• Exercise
Go through the listing beneath this task and return every line that carries the string "приложений".

• The input
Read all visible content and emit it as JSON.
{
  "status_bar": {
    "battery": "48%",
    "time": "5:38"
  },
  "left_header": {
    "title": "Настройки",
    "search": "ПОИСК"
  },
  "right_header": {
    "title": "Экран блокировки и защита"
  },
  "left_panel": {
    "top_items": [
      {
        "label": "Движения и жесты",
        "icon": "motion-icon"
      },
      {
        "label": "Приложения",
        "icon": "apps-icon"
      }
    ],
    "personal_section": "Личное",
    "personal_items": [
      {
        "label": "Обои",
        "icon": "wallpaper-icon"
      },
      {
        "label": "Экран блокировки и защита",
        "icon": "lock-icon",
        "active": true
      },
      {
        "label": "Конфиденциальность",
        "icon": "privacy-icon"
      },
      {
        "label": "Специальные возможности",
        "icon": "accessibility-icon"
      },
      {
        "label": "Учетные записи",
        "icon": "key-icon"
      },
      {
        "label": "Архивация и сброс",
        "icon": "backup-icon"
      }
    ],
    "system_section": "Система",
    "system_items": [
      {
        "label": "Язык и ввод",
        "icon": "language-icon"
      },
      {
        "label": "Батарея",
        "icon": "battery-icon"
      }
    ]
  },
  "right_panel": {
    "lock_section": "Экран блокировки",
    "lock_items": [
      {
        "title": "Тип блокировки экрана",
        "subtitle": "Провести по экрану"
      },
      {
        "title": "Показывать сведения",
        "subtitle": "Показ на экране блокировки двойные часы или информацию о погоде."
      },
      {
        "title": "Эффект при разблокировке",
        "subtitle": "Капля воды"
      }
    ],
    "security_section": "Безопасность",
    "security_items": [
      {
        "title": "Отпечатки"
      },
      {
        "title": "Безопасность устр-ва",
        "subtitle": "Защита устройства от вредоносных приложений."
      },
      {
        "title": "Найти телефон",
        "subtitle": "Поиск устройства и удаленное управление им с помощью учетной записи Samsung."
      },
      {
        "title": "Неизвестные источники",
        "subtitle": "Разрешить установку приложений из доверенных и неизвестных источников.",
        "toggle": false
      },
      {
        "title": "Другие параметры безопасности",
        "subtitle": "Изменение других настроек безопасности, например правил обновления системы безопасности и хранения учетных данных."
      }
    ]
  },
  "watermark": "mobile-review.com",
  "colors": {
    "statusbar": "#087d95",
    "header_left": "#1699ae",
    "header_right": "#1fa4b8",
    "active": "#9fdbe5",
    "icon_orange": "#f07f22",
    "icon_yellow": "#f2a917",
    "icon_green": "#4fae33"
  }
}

• Finished task
        "subtitle": "Защита устройства от вредоносных приложений."
        "subtitle": "Разрешить установку приложений из доверенных и неизвестных источников.",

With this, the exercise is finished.